**Goal**
Print out each record below, unaltered and complete, without its images.
--- start of Data to use ---
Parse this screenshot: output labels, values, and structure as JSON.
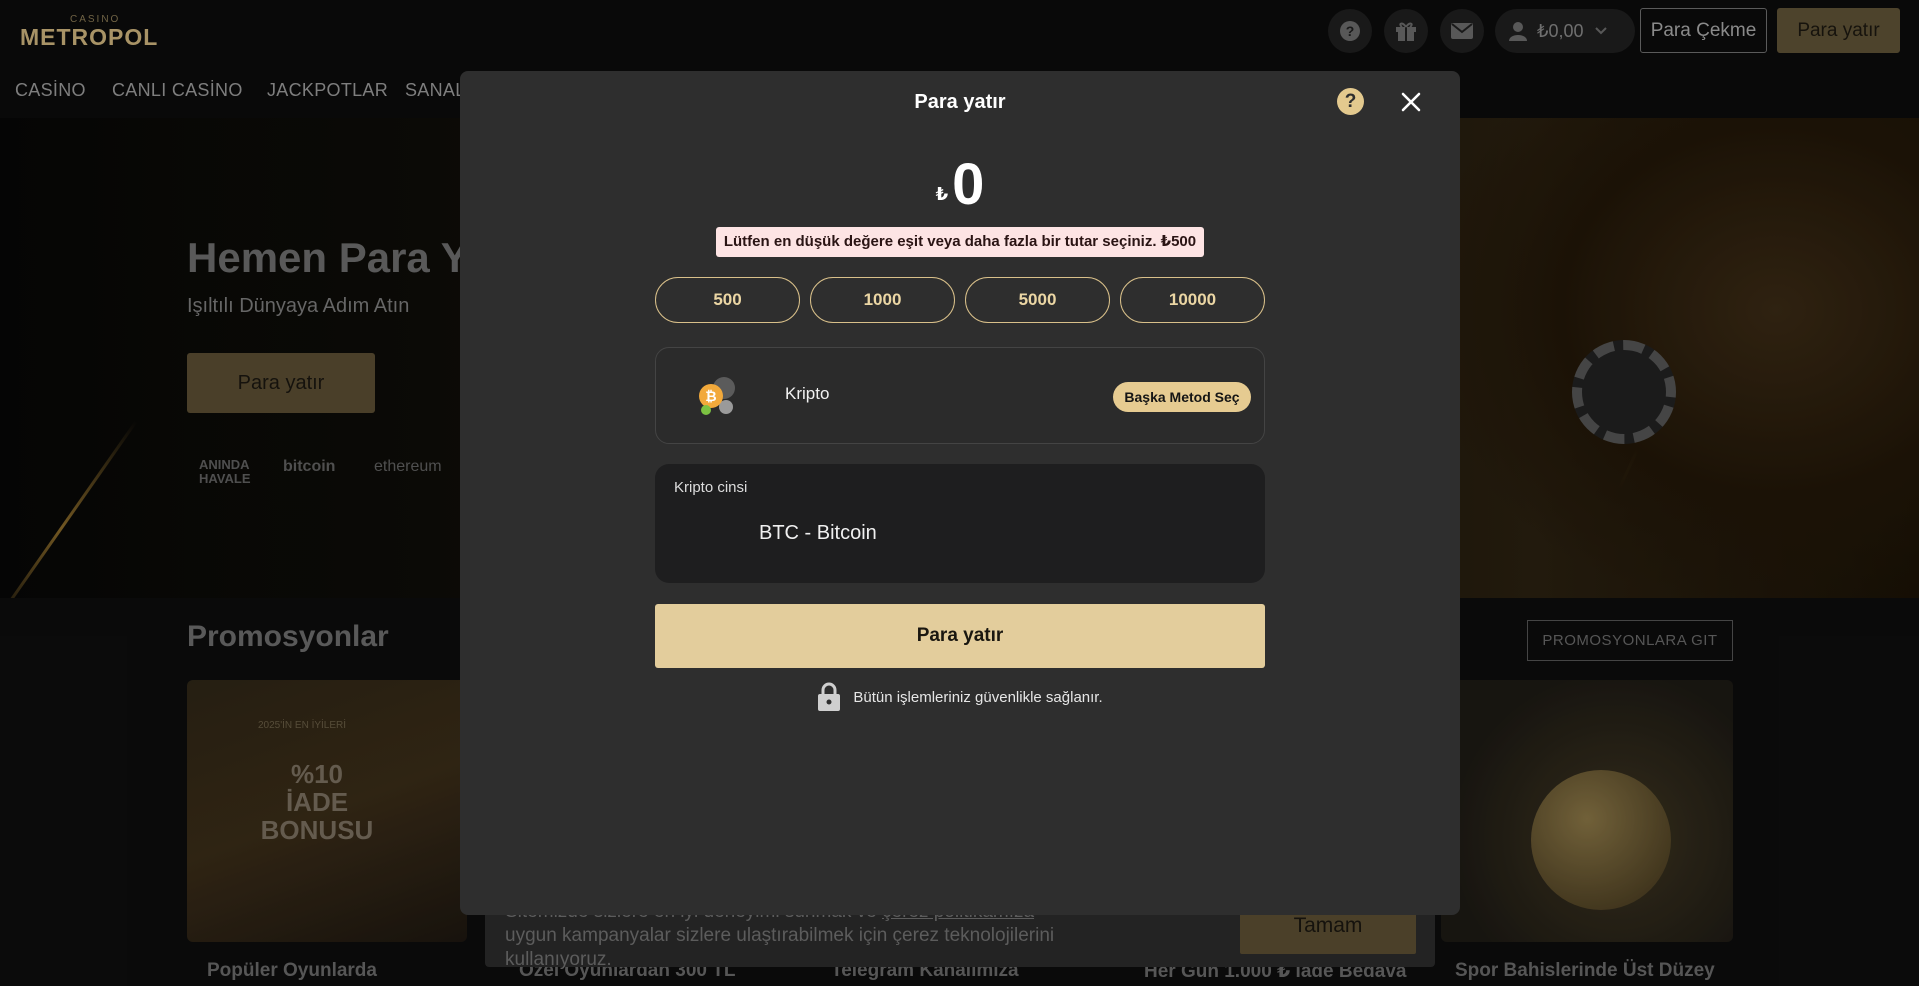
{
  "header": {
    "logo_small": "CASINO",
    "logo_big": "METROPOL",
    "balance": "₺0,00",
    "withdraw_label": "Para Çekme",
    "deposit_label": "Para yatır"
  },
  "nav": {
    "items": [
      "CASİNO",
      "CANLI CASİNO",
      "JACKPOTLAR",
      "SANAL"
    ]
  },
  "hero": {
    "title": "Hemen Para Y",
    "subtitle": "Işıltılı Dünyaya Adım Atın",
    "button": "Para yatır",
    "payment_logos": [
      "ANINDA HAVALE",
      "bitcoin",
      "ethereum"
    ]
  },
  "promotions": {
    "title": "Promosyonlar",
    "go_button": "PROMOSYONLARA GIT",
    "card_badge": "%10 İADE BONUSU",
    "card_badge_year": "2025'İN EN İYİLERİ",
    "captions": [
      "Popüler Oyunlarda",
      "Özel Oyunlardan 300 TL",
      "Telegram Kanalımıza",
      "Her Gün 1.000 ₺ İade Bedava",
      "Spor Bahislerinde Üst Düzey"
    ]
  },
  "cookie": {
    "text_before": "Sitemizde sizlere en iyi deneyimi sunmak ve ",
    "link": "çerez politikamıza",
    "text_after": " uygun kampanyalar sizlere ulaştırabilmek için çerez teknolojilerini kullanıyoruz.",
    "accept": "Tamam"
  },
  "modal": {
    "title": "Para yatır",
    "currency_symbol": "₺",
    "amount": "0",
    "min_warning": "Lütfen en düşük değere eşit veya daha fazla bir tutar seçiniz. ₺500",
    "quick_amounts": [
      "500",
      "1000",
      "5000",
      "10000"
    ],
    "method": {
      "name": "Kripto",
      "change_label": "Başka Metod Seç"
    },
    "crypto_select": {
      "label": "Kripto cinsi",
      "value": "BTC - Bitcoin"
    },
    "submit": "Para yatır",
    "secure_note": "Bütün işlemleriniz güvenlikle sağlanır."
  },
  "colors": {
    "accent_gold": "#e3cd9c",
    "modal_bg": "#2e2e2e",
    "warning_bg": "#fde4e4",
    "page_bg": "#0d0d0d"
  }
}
--- end of Data to use ---
**Solution to the exercise**
Parse this screenshot: output labels, values, and structure as JSON.
{
  "header": {
    "logo_small": "CASINO",
    "logo_big": "METROPOL",
    "balance": "₺0,00",
    "withdraw_label": "Para Çekme",
    "deposit_label": "Para yatır"
  },
  "nav": {
    "items": [
      "CASİNO",
      "CANLI CASİNO",
      "JACKPOTLAR",
      "SANAL"
    ]
  },
  "hero": {
    "title": "Hemen Para Y",
    "subtitle": "Işıltılı Dünyaya Adım Atın",
    "button": "Para yatır",
    "payment_logos": [
      "ANINDA HAVALE",
      "bitcoin",
      "ethereum"
    ]
  },
  "promotions": {
    "title": "Promosyonlar",
    "go_button": "PROMOSYONLARA GIT",
    "card_badge": "%10 İADE BONUSU",
    "card_badge_year": "2025'İN EN İYİLERİ",
    "captions": [
      "Popüler Oyunlarda",
      "Özel Oyunlardan 300 TL",
      "Telegram Kanalımıza",
      "Her Gün 1.000 ₺ İade Bedava",
      "Spor Bahislerinde Üst Düzey"
    ]
  },
  "cookie": {
    "text_before": "Sitemizde sizlere en iyi deneyimi sunmak ve ",
    "link": "çerez politikamıza",
    "text_after": " uygun kampanyalar sizlere ulaştırabilmek için çerez teknolojilerini kullanıyoruz.",
    "accept": "Tamam"
  },
  "modal": {
    "title": "Para yatır",
    "currency_symbol": "₺",
    "amount": "0",
    "min_warning": "Lütfen en düşük değere eşit veya daha fazla bir tutar seçiniz. ₺500",
    "quick_amounts": [
      "500",
      "1000",
      "5000",
      "10000"
    ],
    "method": {
      "name": "Kripto",
      "change_label": "Başka Metod Seç"
    },
    "crypto_select": {
      "label": "Kripto cinsi",
      "value": "BTC - Bitcoin"
    },
    "submit": "Para yatır",
    "secure_note": "Bütün işlemleriniz güvenlikle sağlanır."
  },
  "colors": {
    "accent_gold": "#e3cd9c",
    "modal_bg": "#2e2e2e",
    "warning_bg": "#fde4e4",
    "page_bg": "#0d0d0d"
  }
}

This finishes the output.